_Raw data:_
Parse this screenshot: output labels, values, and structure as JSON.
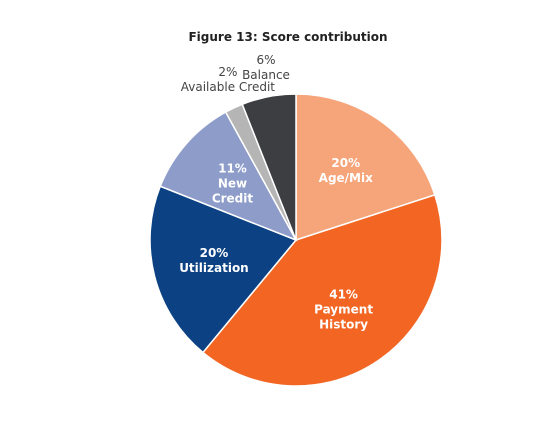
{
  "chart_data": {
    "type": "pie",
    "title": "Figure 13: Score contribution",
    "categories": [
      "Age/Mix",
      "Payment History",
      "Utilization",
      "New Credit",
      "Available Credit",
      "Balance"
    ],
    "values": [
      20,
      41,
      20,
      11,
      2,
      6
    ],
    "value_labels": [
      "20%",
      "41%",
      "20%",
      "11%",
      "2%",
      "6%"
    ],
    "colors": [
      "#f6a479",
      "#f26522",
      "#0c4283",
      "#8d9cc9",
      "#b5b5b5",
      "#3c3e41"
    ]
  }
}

--

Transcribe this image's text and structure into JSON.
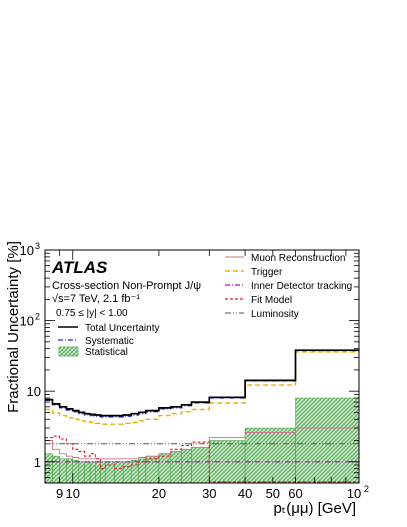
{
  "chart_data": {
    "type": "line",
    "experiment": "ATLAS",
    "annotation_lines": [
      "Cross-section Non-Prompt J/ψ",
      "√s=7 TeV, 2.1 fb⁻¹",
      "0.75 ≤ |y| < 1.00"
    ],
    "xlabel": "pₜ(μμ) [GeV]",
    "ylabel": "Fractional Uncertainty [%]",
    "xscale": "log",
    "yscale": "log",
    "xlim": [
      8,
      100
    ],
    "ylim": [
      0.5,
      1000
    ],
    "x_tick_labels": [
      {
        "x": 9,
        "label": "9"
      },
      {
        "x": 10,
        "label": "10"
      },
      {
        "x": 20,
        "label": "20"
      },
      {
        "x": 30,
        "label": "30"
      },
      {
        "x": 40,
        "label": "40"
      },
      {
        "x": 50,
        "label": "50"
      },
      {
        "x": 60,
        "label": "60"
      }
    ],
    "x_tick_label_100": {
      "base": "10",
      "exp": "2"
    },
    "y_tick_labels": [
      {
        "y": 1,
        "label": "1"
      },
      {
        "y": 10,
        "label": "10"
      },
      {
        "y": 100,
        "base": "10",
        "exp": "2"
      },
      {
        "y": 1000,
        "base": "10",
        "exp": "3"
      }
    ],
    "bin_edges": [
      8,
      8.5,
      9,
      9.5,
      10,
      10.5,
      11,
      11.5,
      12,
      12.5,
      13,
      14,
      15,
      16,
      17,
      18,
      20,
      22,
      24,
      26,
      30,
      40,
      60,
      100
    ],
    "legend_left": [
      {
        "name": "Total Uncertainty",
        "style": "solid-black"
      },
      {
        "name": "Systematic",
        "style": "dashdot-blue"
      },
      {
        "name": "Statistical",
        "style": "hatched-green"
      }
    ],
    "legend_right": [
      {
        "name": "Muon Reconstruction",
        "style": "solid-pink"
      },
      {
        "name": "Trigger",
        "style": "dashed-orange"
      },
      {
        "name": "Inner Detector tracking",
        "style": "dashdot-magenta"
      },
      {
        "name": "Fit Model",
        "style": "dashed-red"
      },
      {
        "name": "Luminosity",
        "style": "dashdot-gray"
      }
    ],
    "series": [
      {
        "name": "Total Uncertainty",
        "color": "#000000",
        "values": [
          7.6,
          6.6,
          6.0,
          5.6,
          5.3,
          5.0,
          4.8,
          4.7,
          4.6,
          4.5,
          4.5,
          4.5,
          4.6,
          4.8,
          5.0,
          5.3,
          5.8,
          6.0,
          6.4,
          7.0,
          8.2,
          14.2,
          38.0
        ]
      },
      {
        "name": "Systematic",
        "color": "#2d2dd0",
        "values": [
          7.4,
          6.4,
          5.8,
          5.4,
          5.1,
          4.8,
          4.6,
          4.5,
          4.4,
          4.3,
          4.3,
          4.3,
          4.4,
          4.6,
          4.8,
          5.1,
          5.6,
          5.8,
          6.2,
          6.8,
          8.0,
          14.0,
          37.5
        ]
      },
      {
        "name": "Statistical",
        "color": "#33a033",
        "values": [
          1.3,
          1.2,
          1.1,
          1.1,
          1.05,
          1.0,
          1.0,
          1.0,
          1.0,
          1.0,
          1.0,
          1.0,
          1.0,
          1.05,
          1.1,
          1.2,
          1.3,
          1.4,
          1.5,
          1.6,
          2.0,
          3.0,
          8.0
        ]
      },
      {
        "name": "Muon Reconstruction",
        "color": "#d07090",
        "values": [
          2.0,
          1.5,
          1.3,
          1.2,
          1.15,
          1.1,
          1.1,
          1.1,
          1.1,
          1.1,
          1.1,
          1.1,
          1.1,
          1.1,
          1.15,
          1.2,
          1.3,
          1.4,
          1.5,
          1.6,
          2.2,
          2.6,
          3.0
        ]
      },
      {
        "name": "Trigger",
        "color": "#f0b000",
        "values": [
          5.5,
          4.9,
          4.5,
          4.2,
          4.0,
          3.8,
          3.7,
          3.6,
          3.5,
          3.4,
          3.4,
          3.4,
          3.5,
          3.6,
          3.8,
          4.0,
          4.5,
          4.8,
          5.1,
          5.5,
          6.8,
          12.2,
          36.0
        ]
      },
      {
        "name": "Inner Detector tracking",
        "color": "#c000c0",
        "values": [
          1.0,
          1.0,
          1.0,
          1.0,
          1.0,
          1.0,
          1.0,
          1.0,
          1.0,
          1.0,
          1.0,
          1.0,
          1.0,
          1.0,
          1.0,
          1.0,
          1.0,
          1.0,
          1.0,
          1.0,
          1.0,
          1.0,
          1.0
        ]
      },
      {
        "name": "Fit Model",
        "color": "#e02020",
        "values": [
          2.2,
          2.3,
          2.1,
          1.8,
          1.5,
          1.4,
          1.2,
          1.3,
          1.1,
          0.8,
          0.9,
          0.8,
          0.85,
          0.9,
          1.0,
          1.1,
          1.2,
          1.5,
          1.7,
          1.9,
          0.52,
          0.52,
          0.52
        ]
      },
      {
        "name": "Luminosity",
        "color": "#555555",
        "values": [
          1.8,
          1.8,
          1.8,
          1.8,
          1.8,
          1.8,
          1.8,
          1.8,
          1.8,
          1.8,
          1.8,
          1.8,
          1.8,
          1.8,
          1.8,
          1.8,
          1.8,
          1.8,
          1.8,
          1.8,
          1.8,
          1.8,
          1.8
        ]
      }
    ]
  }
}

_Brief:_
Gather every line from the listing above in which the word "JSON" appears.

_Solved problem:_
Parse this screenshot: output labels, values, and structure as JSON.
Transcribe this image's text and structure into JSON.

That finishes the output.